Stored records
▼

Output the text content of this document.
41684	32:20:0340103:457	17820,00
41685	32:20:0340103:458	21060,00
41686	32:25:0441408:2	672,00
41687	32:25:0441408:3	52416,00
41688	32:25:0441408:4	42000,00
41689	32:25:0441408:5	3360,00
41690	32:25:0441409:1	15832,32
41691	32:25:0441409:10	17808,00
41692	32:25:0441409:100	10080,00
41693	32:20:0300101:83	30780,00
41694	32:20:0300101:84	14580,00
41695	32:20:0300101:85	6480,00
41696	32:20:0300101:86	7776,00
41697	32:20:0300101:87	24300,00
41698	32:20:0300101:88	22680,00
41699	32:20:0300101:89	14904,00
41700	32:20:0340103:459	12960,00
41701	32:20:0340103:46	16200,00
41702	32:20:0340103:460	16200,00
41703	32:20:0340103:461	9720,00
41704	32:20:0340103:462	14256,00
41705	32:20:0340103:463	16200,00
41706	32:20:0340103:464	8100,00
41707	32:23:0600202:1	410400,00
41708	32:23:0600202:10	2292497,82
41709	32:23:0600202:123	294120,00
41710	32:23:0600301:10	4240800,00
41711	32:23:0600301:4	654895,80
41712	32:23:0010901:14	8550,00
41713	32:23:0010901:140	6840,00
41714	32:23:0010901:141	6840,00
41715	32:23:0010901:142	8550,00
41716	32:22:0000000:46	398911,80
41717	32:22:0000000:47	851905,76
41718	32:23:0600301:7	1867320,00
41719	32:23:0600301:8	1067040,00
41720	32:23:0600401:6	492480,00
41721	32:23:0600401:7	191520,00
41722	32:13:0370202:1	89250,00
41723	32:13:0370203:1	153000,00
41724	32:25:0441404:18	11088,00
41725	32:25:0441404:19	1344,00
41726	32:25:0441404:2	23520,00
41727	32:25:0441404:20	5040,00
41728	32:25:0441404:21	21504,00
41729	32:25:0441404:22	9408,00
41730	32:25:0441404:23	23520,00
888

▲

**TASK**
Using the listing above, retype each line exactly.

**TASK ANSWER**
Output the text content of this document.
41684	32:20:0340103:457	17820,00
41685	32:20:0340103:458	21060,00
41686	32:25:0441408:2	672,00
41687	32:25:0441408:3	52416,00
41688	32:25:0441408:4	42000,00
41689	32:25:0441408:5	3360,00
41690	32:25:0441409:1	15832,32
41691	32:25:0441409:10	17808,00
41692	32:25:0441409:100	10080,00
41693	32:20:0300101:83	30780,00
41694	32:20:0300101:84	14580,00
41695	32:20:0300101:85	6480,00
41696	32:20:0300101:86	7776,00
41697	32:20:0300101:87	24300,00
41698	32:20:0300101:88	22680,00
41699	32:20:0300101:89	14904,00
41700	32:20:0340103:459	12960,00
41701	32:20:0340103:46	16200,00
41702	32:20:0340103:460	16200,00
41703	32:20:0340103:461	9720,00
41704	32:20:0340103:462	14256,00
41705	32:20:0340103:463	16200,00
41706	32:20:0340103:464	8100,00
41707	32:23:0600202:1	410400,00
41708	32:23:0600202:10	2292497,82
41709	32:23:0600202:123	294120,00
41710	32:23:0600301:10	4240800,00
41711	32:23:0600301:4	654895,80
41712	32:23:0010901:14	8550,00
41713	32:23:0010901:140	6840,00
41714	32:23:0010901:141	6840,00
41715	32:23:0010901:142	8550,00
41716	32:22:0000000:46	398911,80
41717	32:22:0000000:47	851905,76
41718	32:23:0600301:7	1867320,00
41719	32:23:0600301:8	1067040,00
41720	32:23:0600401:6	492480,00
41721	32:23:0600401:7	191520,00
41722	32:13:0370202:1	89250,00
41723	32:13:0370203:1	153000,00
41724	32:25:0441404:18	11088,00
41725	32:25:0441404:19	1344,00
41726	32:25:0441404:2	23520,00
41727	32:25:0441404:20	5040,00
41728	32:25:0441404:21	21504,00
41729	32:25:0441404:22	9408,00
41730	32:25:0441404:23	23520,00
888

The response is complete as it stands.